§ **Exercise**
Check every line below for the word "bagus" and copy the ones that have it.

§ **Supplied material**

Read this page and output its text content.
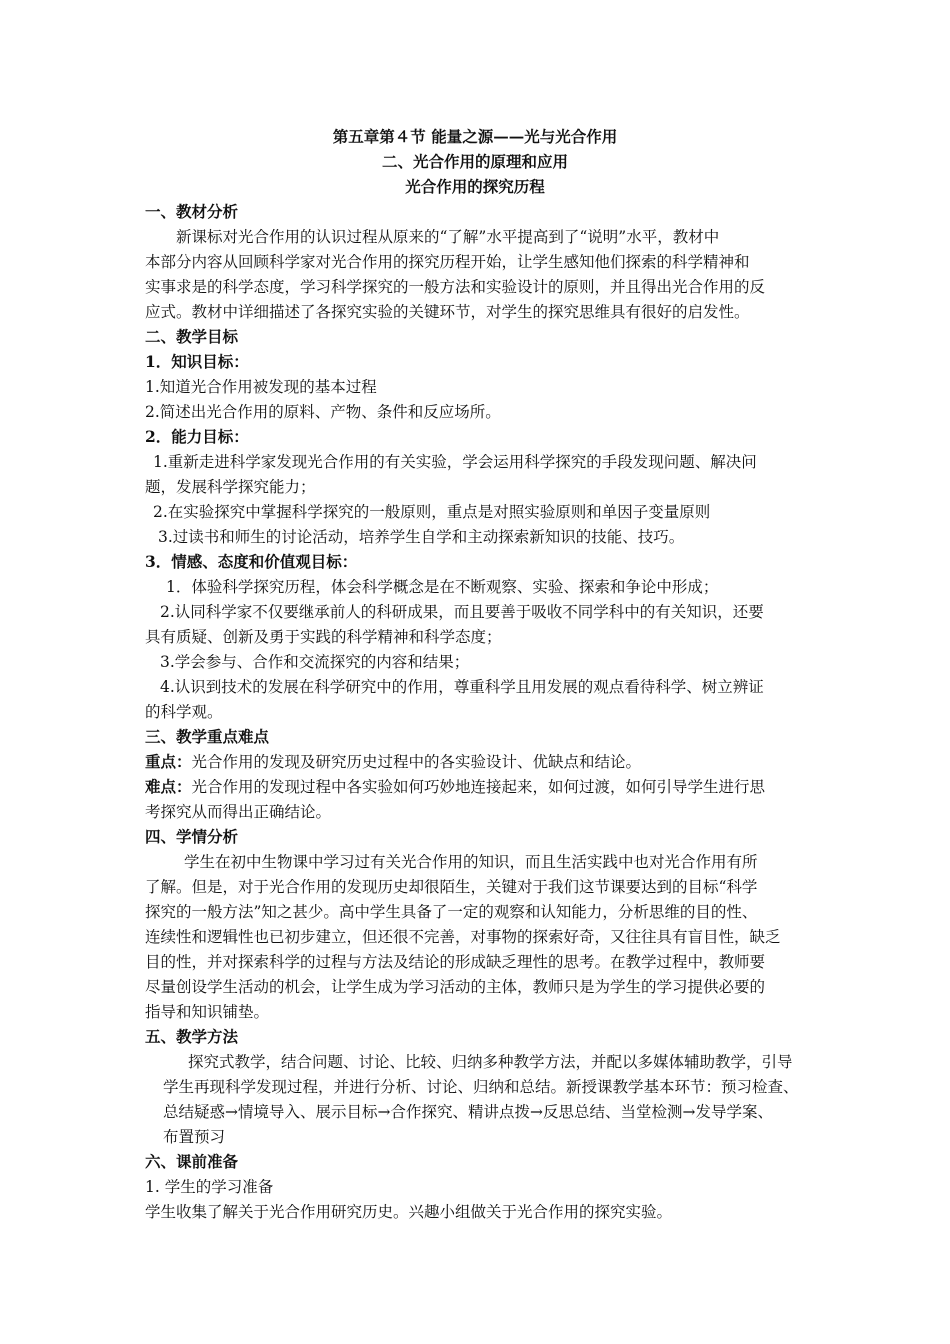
第五章第４节 能量之源——光与光合作用
二、光合作用的原理和应用
光合作用的探究历程
一、教材分析
新课标对光合作用的认识过程从原来的“了解”水平提高到了“说明”水平，教材中
本部分内容从回顾科学家对光合作用的探究历程开始，让学生感知他们探索的科学精神和
实事求是的科学态度，学习科学探究的一般方法和实验设计的原则，并且得出光合作用的反
应式。教材中详细描述了各探究实验的关键环节，对学生的探究思维具有很好的启发性。
二、教学目标
1．知识目标：
1.知道光合作用被发现的基本过程
2.简述出光合作用的原料、产物、条件和反应场所。
2．能力目标：
1.重新走进科学家发现光合作用的有关实验，学会运用科学探究的手段发现问题、解决问
题，发展科学探究能力；
2.在实验探究中掌握科学探究的一般原则，重点是对照实验原则和单因子变量原则
3.过读书和师生的讨论活动，培养学生自学和主动探索新知识的技能、技巧。
3．情感、态度和价值观目标：
1．体验科学探究历程，体会科学概念是在不断观察、实验、探索和争论中形成；
2.认同科学家不仅要继承前人的科研成果，而且要善于吸收不同学科中的有关知识，还要
具有质疑、创新及勇于实践的科学精神和科学态度；
3.学会参与、合作和交流探究的内容和结果；
4.认识到技术的发展在科学研究中的作用，尊重科学且用发展的观点看待科学、树立辨证
的科学观。
三、教学重点难点
重点：光合作用的发现及研究历史过程中的各实验设计、优缺点和结论。
难点：光合作用的发现过程中各实验如何巧妙地连接起来，如何过渡，如何引导学生进行思
考探究从而得出正确结论。
四、学情分析
学生在初中生物课中学习过有关光合作用的知识，而且生活实践中也对光合作用有所
了解。但是，对于光合作用的发现历史却很陌生，关键对于我们这节课要达到的目标“科学
探究的一般方法”知之甚少。高中学生具备了一定的观察和认知能力，分析思维的目的性、
连续性和逻辑性也已初步建立，但还很不完善，对事物的探索好奇，又往往具有盲目性，缺乏
目的性，并对探索科学的过程与方法及结论的形成缺乏理性的思考。在教学过程中，教师要
尽量创设学生活动的机会，让学生成为学习活动的主体，教师只是为学生的学习提供必要的
指导和知识铺垫。
五、教学方法
探究式教学，结合问题、讨论、比较、归纳多种教学方法，并配以多媒体辅助教学，引导
学生再现科学发现过程，并进行分析、讨论、归纳和总结。新授课教学基本环节：预习检查、
总结疑惑→情境导入、展示目标→合作探究、精讲点拨→反思总结、当堂检测→发导学案、
布置预习
六、课前准备
1. 学生的学习准备
学生收集了解关于光合作用研究历史。兴趣小组做关于光合作用的探究实验。
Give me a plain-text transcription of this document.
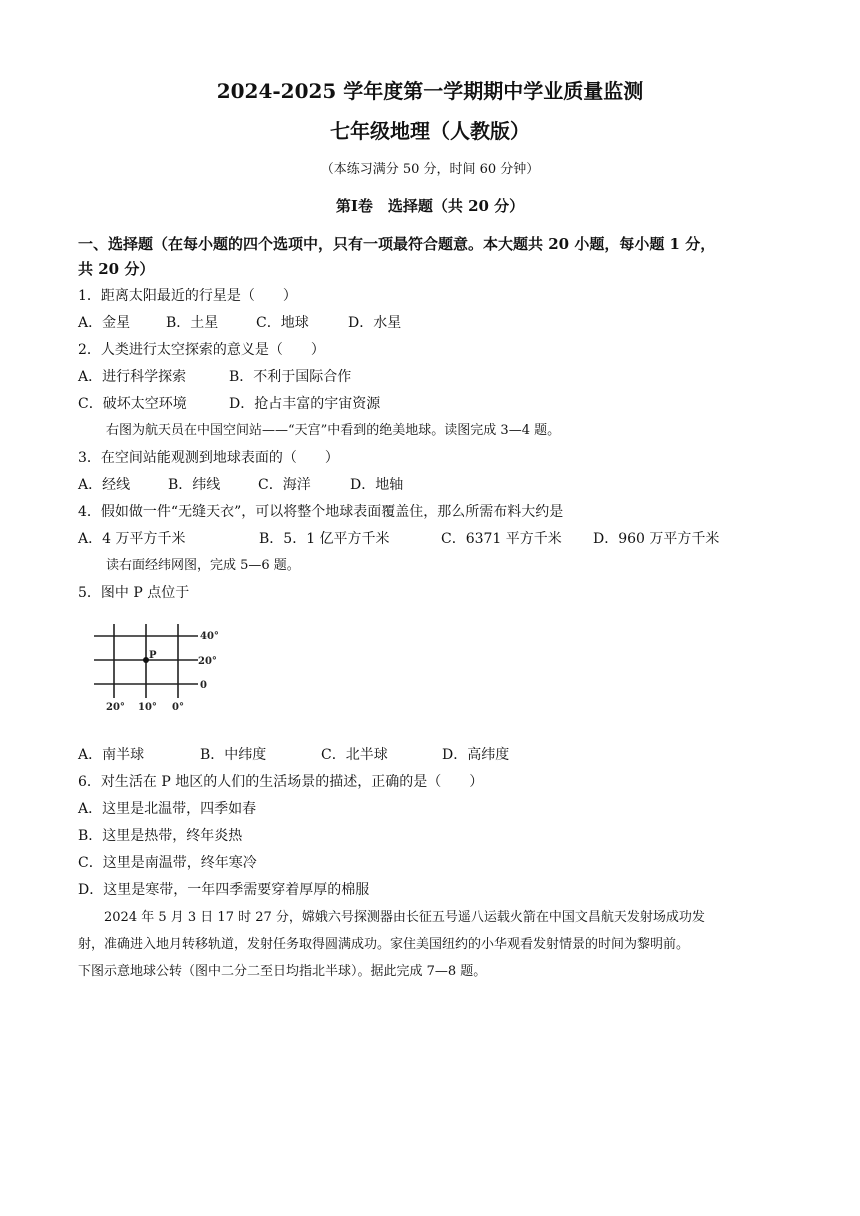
2024-2025 学年度第一学期期中学业质量监测
七年级地理（人教版）
（本练习满分 50 分，时间 60 分钟）
第Ⅰ卷　选择题（共 20 分）
一、选择题（在每小题的四个选项中，只有一项最符合题意。本大题共 20 小题，每小题 1 分，
共 20 分）
1．距离太阳最近的行星是（　　）
A．金星	B．土星	C．地球	D．水星
2．人类进行太空探索的意义是（　　）
A．进行科学探索	B．不利于国际合作
C．破坏太空环境	D．抢占丰富的宇宙资源
右图为航天员在中国空间站——“天宫”中看到的绝美地球。读图完成 3—4 题。
3．在空间站能观测到地球表面的（　　）
A．经线	B．纬线	C．海洋	D．地轴
4．假如做一件“无缝天衣”，可以将整个地球表面覆盖住，那么所需布料大约是
A．4 万平方千米	B．5．1 亿平方千米	C．6371 平方千米 D．960 万平方千米
读右面经纬网图，完成 5—6 题。
5．图中 P 点位于
P
40°
20°
0
20° 10° 0°
A．南半球	B．中纬度	C．北半球	D．高纬度
6．对生活在 P 地区的人们的生活场景的描述，正确的是（　　）
A．这里是北温带，四季如春
B．这里是热带，终年炎热
C．这里是南温带，终年寒冷
D．这里是寒带，一年四季需要穿着厚厚的棉服
2024 年 5 月 3 日 17 时 27 分，嫦娥六号探测器由长征五号遥八运载火箭在中国文昌航天发射场成功发
射，准确进入地月转移轨道，发射任务取得圆满成功。家住美国纽约的小华观看发射情景的时间为黎明前。
下图示意地球公转（图中二分二至日均指北半球）。据此完成 7—8 题。
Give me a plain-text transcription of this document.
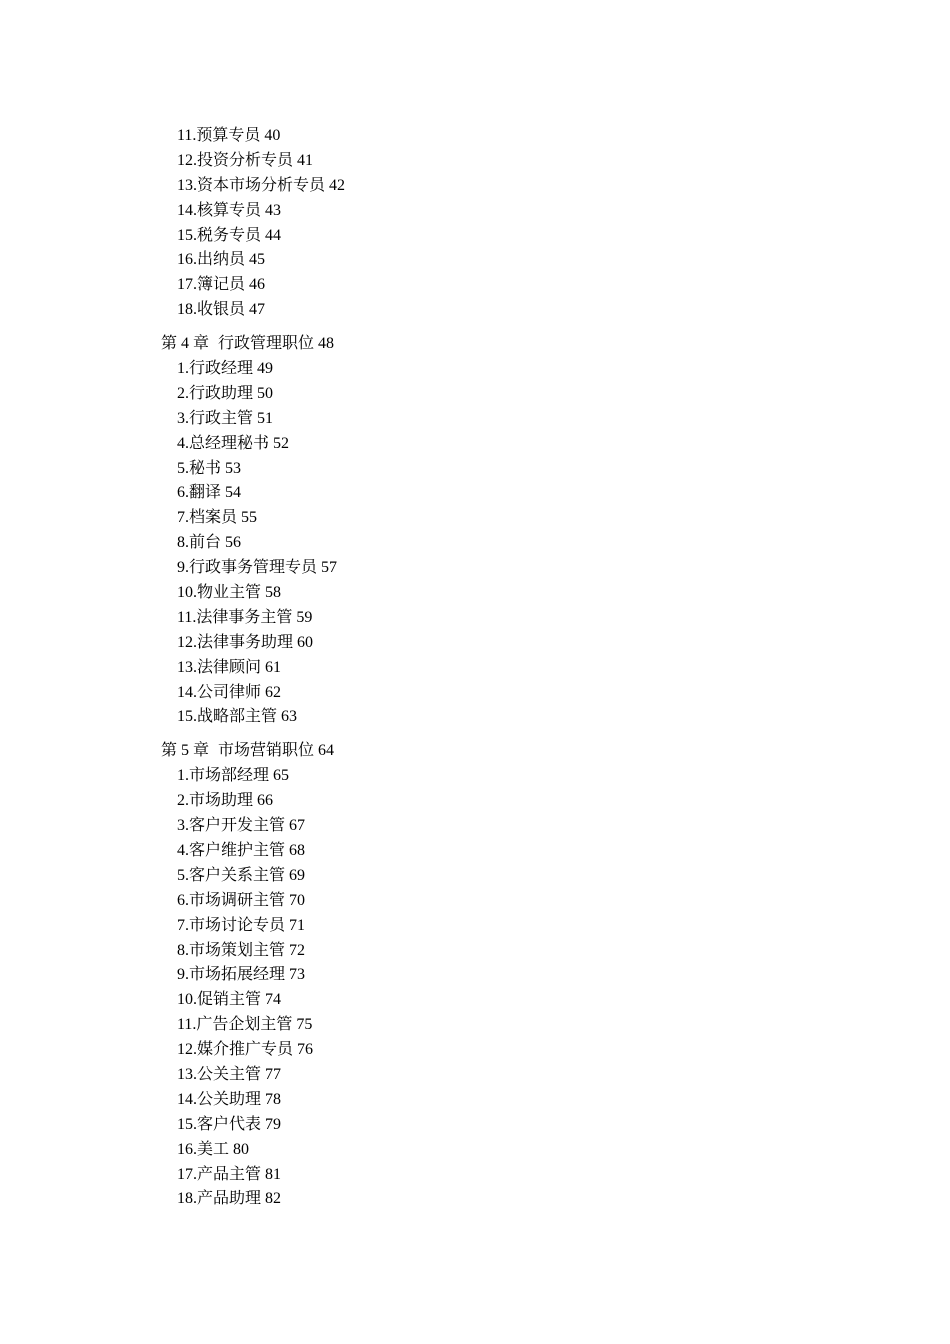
11.预算专员 40
12.投资分析专员 41
13.资本市场分析专员 42
14.核算专员 43
15.税务专员 44
16.出纳员 45
17.簿记员 46
18.收银员 47
第 4 章 行政管理职位 48
1.行政经理 49
2.行政助理 50
3.行政主管 51
4.总经理秘书 52
5.秘书 53
6.翻译 54
7.档案员 55
8.前台 56
9.行政事务管理专员 57
10.物业主管 58
11.法律事务主管 59
12.法律事务助理 60
13.法律顾问 61
14.公司律师 62
15.战略部主管 63
第 5 章 市场营销职位 64
1.市场部经理 65
2.市场助理 66
3.客户开发主管 67
4.客户维护主管 68
5.客户关系主管 69
6.市场调研主管 70
7.市场讨论专员 71
8.市场策划主管 72
9.市场拓展经理 73
10.促销主管 74
11.广告企划主管 75
12.媒介推广专员 76
13.公关主管 77
14.公关助理 78
15.客户代表 79
16.美工 80
17.产品主管 81
18.产品助理 82
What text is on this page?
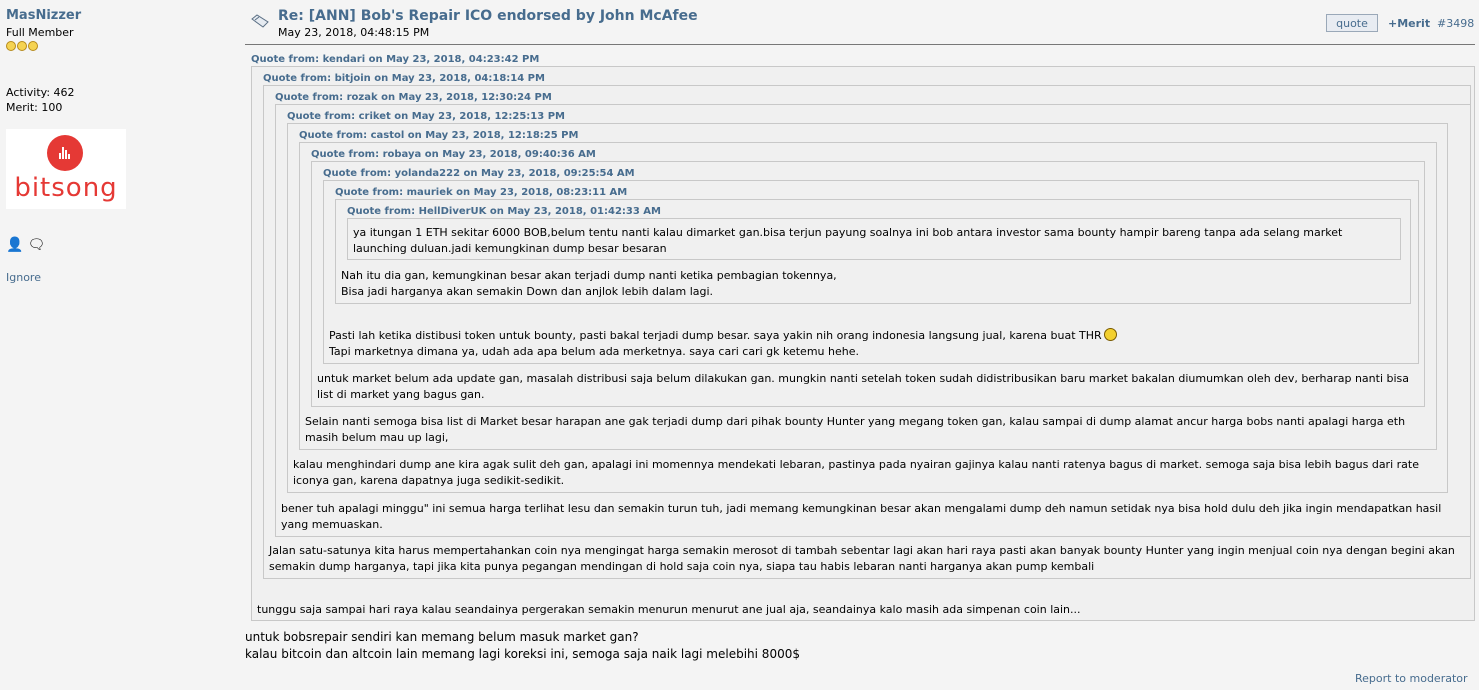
MasNizzer
Full Member
Activity: 462
Merit: 100
bitsong
👤 🗨
Ignore
Re: [ANN] Bob's Repair ICO endorsed by John McAfee
May 23, 2018, 04:48:15 PM
quote	+Merit #3498
Quote from: kendari on May 23, 2018, 04:23:42 PM
tunggu saja sampai hari raya kalau seandainya pergerakan semakin menurun menurut ane jual aja, seandainya kalo masih ada simpenan coin lain...
Quote from: bitjoin on May 23, 2018, 04:18:14 PM
Jalan satu-satunya kita harus mempertahankan coin nya mengingat harga semakin merosot di tambah sebentar lagi akan hari raya pasti akan banyak bounty Hunter yang ingin menjual coin nya dengan begini akan semakin dump harganya, tapi jika kita punya pegangan mendingan di hold saja coin nya, siapa tau habis lebaran nanti harganya akan pump kembali
Quote from: rozak on May 23, 2018, 12:30:24 PM
bener tuh apalagi minggu" ini semua harga terlihat lesu dan semakin turun tuh, jadi memang kemungkinan besar akan mengalami dump deh namun setidak nya bisa hold dulu deh jika ingin mendapatkan hasil yang memuaskan.
Quote from: criket on May 23, 2018, 12:25:13 PM
kalau menghindari dump ane kira agak sulit deh gan, apalagi ini momennya mendekati lebaran, pastinya pada nyairan gajinya kalau nanti ratenya bagus di market. semoga saja bisa lebih bagus dari rate iconya gan, karena dapatnya juga sedikit-sedikit.
Quote from: castol on May 23, 2018, 12:18:25 PM
Selain nanti semoga bisa list di Market besar harapan ane gak terjadi dump dari pihak bounty Hunter yang megang token gan, kalau sampai di dump alamat ancur harga bobs nanti apalagi harga eth masih belum mau up lagi,
Quote from: robaya on May 23, 2018, 09:40:36 AM
untuk market belum ada update gan, masalah distribusi saja belum dilakukan gan. mungkin nanti setelah token sudah didistribusikan baru market bakalan diumumkan oleh dev, berharap nanti bisa list di market yang bagus gan.
Quote from: yolanda222 on May 23, 2018, 09:25:54 AM
Pasti lah ketika distibusi token untuk bounty, pasti bakal terjadi dump besar. saya yakin nih orang indonesia langsung jual, karena buat THR
Tapi marketnya dimana ya, udah ada apa belum ada merketnya. saya cari cari gk ketemu hehe.
Quote from: mauriek on May 23, 2018, 08:23:11 AM
Nah itu dia gan, kemungkinan besar akan terjadi dump nanti ketika pembagian tokennya,
Bisa jadi harganya akan semakin Down dan anjlok lebih dalam lagi.
Quote from: HellDiverUK on May 23, 2018, 01:42:33 AM
ya itungan 1 ETH sekitar 6000 BOB,belum tentu nanti kalau dimarket gan.bisa terjun payung soalnya ini bob antara investor sama bounty hampir bareng tanpa ada selang market launching duluan.jadi kemungkinan dump besar besaran
untuk bobsrepair sendiri kan memang belum masuk market gan?
kalau bitcoin dan altcoin lain memang lagi koreksi ini, semoga saja naik lagi melebihi 8000$
Report to moderator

§ **Solved exercise**
kalau menghindari dump ane kira agak sulit deh gan, apalagi ini momennya mendekati lebaran, pastinya pada nyairan gajinya kalau nanti ratenya bagus di market. semoga saja bisa lebih bagus dari rate iconya gan, karena dapatnya juga sedikit-sedikit.
untuk market belum ada update gan, masalah distribusi saja belum dilakukan gan. mungkin nanti setelah token sudah didistribusikan baru market bakalan diumumkan oleh dev, berharap nanti bisa list di market yang bagus gan.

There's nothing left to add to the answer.